Listed records —
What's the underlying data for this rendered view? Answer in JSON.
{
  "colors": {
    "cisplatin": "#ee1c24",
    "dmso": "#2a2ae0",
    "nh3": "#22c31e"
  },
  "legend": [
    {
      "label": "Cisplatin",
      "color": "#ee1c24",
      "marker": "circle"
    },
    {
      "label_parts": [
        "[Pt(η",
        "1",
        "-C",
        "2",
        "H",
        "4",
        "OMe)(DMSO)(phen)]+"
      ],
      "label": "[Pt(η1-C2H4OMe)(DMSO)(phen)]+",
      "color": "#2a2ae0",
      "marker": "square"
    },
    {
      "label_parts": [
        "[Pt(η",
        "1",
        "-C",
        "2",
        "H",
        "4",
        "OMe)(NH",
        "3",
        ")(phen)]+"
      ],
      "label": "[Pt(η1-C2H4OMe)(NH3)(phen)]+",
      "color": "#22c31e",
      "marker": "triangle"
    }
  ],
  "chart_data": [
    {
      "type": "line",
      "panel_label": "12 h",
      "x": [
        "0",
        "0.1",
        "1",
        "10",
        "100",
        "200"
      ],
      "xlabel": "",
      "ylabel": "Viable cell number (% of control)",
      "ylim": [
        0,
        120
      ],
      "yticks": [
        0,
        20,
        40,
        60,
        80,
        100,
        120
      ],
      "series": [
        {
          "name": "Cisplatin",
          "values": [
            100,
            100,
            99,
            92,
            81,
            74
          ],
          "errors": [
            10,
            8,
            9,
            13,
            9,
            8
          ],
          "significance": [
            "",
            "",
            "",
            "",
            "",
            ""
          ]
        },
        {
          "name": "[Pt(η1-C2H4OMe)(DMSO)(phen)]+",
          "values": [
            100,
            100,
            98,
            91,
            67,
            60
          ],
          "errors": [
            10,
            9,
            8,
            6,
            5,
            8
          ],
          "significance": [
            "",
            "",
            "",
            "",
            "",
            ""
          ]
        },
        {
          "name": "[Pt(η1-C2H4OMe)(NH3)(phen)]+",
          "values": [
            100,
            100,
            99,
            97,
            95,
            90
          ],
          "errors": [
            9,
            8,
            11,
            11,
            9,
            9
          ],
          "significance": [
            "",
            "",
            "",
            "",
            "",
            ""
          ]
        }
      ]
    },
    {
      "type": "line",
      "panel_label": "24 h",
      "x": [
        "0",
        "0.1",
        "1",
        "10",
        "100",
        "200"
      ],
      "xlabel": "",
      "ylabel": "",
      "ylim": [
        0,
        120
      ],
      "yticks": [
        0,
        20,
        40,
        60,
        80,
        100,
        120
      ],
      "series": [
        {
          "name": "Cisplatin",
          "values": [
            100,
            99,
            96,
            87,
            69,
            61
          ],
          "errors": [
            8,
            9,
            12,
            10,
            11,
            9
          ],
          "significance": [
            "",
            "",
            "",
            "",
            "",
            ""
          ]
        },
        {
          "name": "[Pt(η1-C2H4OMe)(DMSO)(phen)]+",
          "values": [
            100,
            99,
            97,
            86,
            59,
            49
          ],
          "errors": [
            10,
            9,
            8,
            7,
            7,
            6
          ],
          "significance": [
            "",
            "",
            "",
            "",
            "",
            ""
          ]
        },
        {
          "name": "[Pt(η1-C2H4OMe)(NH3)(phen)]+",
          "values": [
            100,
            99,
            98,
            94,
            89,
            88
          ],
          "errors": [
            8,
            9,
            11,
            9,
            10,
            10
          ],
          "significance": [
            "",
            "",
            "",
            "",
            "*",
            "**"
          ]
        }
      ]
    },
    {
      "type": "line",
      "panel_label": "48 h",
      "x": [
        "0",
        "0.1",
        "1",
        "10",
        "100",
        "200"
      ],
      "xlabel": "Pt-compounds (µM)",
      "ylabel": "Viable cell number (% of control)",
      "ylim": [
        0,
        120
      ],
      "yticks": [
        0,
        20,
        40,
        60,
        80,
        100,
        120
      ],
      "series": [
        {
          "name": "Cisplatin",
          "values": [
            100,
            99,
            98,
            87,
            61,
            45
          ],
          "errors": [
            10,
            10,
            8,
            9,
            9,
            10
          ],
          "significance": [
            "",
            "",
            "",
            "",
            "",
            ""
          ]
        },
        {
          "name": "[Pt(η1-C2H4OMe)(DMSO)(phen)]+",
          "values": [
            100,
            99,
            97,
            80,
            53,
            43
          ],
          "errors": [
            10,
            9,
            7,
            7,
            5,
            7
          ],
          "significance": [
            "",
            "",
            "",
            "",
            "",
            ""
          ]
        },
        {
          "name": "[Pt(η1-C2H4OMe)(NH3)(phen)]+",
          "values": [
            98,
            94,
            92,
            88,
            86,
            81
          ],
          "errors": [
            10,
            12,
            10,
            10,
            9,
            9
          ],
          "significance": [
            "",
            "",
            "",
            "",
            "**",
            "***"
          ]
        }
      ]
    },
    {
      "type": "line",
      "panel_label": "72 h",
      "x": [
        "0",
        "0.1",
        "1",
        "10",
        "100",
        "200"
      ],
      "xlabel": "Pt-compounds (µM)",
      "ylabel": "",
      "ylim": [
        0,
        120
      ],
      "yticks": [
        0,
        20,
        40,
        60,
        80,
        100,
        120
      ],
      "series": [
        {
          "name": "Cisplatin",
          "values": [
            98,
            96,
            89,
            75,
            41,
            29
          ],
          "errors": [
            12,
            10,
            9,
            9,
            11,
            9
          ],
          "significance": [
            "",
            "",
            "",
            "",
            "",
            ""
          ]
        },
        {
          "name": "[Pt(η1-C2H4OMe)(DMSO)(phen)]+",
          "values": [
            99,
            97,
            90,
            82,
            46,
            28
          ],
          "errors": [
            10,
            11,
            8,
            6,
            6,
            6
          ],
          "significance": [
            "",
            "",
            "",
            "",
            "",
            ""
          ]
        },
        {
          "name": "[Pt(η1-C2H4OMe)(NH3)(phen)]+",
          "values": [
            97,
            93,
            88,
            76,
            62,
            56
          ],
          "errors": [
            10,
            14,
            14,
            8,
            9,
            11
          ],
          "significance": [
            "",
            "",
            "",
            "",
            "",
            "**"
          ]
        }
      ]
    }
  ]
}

The request —
Give the listing above again, word for word.

Output below —
What's the underlying data for this rendered view? Answer in JSON.
{
  "colors": {
    "cisplatin": "#ee1c24",
    "dmso": "#2a2ae0",
    "nh3": "#22c31e"
  },
  "legend": [
    {
      "label": "Cisplatin",
      "color": "#ee1c24",
      "marker": "circle"
    },
    {
      "label_parts": [
        "[Pt(η",
        "1",
        "-C",
        "2",
        "H",
        "4",
        "OMe)(DMSO)(phen)]+"
      ],
      "label": "[Pt(η1-C2H4OMe)(DMSO)(phen)]+",
      "color": "#2a2ae0",
      "marker": "square"
    },
    {
      "label_parts": [
        "[Pt(η",
        "1",
        "-C",
        "2",
        "H",
        "4",
        "OMe)(NH",
        "3",
        ")(phen)]+"
      ],
      "label": "[Pt(η1-C2H4OMe)(NH3)(phen)]+",
      "color": "#22c31e",
      "marker": "triangle"
    }
  ],
  "chart_data": [
    {
      "type": "line",
      "panel_label": "12 h",
      "x": [
        "0",
        "0.1",
        "1",
        "10",
        "100",
        "200"
      ],
      "xlabel": "",
      "ylabel": "Viable cell number (% of control)",
      "ylim": [
        0,
        120
      ],
      "yticks": [
        0,
        20,
        40,
        60,
        80,
        100,
        120
      ],
      "series": [
        {
          "name": "Cisplatin",
          "values": [
            100,
            100,
            99,
            92,
            81,
            74
          ],
          "errors": [
            10,
            8,
            9,
            13,
            9,
            8
          ],
          "significance": [
            "",
            "",
            "",
            "",
            "",
            ""
          ]
        },
        {
          "name": "[Pt(η1-C2H4OMe)(DMSO)(phen)]+",
          "values": [
            100,
            100,
            98,
            91,
            67,
            60
          ],
          "errors": [
            10,
            9,
            8,
            6,
            5,
            8
          ],
          "significance": [
            "",
            "",
            "",
            "",
            "",
            ""
          ]
        },
        {
          "name": "[Pt(η1-C2H4OMe)(NH3)(phen)]+",
          "values": [
            100,
            100,
            99,
            97,
            95,
            90
          ],
          "errors": [
            9,
            8,
            11,
            11,
            9,
            9
          ],
          "significance": [
            "",
            "",
            "",
            "",
            "",
            ""
          ]
        }
      ]
    },
    {
      "type": "line",
      "panel_label": "24 h",
      "x": [
        "0",
        "0.1",
        "1",
        "10",
        "100",
        "200"
      ],
      "xlabel": "",
      "ylabel": "",
      "ylim": [
        0,
        120
      ],
      "yticks": [
        0,
        20,
        40,
        60,
        80,
        100,
        120
      ],
      "series": [
        {
          "name": "Cisplatin",
          "values": [
            100,
            99,
            96,
            87,
            69,
            61
          ],
          "errors": [
            8,
            9,
            12,
            10,
            11,
            9
          ],
          "significance": [
            "",
            "",
            "",
            "",
            "",
            ""
          ]
        },
        {
          "name": "[Pt(η1-C2H4OMe)(DMSO)(phen)]+",
          "values": [
            100,
            99,
            97,
            86,
            59,
            49
          ],
          "errors": [
            10,
            9,
            8,
            7,
            7,
            6
          ],
          "significance": [
            "",
            "",
            "",
            "",
            "",
            ""
          ]
        },
        {
          "name": "[Pt(η1-C2H4OMe)(NH3)(phen)]+",
          "values": [
            100,
            99,
            98,
            94,
            89,
            88
          ],
          "errors": [
            8,
            9,
            11,
            9,
            10,
            10
          ],
          "significance": [
            "",
            "",
            "",
            "",
            "*",
            "**"
          ]
        }
      ]
    },
    {
      "type": "line",
      "panel_label": "48 h",
      "x": [
        "0",
        "0.1",
        "1",
        "10",
        "100",
        "200"
      ],
      "xlabel": "Pt-compounds (µM)",
      "ylabel": "Viable cell number (% of control)",
      "ylim": [
        0,
        120
      ],
      "yticks": [
        0,
        20,
        40,
        60,
        80,
        100,
        120
      ],
      "series": [
        {
          "name": "Cisplatin",
          "values": [
            100,
            99,
            98,
            87,
            61,
            45
          ],
          "errors": [
            10,
            10,
            8,
            9,
            9,
            10
          ],
          "significance": [
            "",
            "",
            "",
            "",
            "",
            ""
          ]
        },
        {
          "name": "[Pt(η1-C2H4OMe)(DMSO)(phen)]+",
          "values": [
            100,
            99,
            97,
            80,
            53,
            43
          ],
          "errors": [
            10,
            9,
            7,
            7,
            5,
            7
          ],
          "significance": [
            "",
            "",
            "",
            "",
            "",
            ""
          ]
        },
        {
          "name": "[Pt(η1-C2H4OMe)(NH3)(phen)]+",
          "values": [
            98,
            94,
            92,
            88,
            86,
            81
          ],
          "errors": [
            10,
            12,
            10,
            10,
            9,
            9
          ],
          "significance": [
            "",
            "",
            "",
            "",
            "**",
            "***"
          ]
        }
      ]
    },
    {
      "type": "line",
      "panel_label": "72 h",
      "x": [
        "0",
        "0.1",
        "1",
        "10",
        "100",
        "200"
      ],
      "xlabel": "Pt-compounds (µM)",
      "ylabel": "",
      "ylim": [
        0,
        120
      ],
      "yticks": [
        0,
        20,
        40,
        60,
        80,
        100,
        120
      ],
      "series": [
        {
          "name": "Cisplatin",
          "values": [
            98,
            96,
            89,
            75,
            41,
            29
          ],
          "errors": [
            12,
            10,
            9,
            9,
            11,
            9
          ],
          "significance": [
            "",
            "",
            "",
            "",
            "",
            ""
          ]
        },
        {
          "name": "[Pt(η1-C2H4OMe)(DMSO)(phen)]+",
          "values": [
            99,
            97,
            90,
            82,
            46,
            28
          ],
          "errors": [
            10,
            11,
            8,
            6,
            6,
            6
          ],
          "significance": [
            "",
            "",
            "",
            "",
            "",
            ""
          ]
        },
        {
          "name": "[Pt(η1-C2H4OMe)(NH3)(phen)]+",
          "values": [
            97,
            93,
            88,
            76,
            62,
            56
          ],
          "errors": [
            10,
            14,
            14,
            8,
            9,
            11
          ],
          "significance": [
            "",
            "",
            "",
            "",
            "",
            "**"
          ]
        }
      ]
    }
  ]
}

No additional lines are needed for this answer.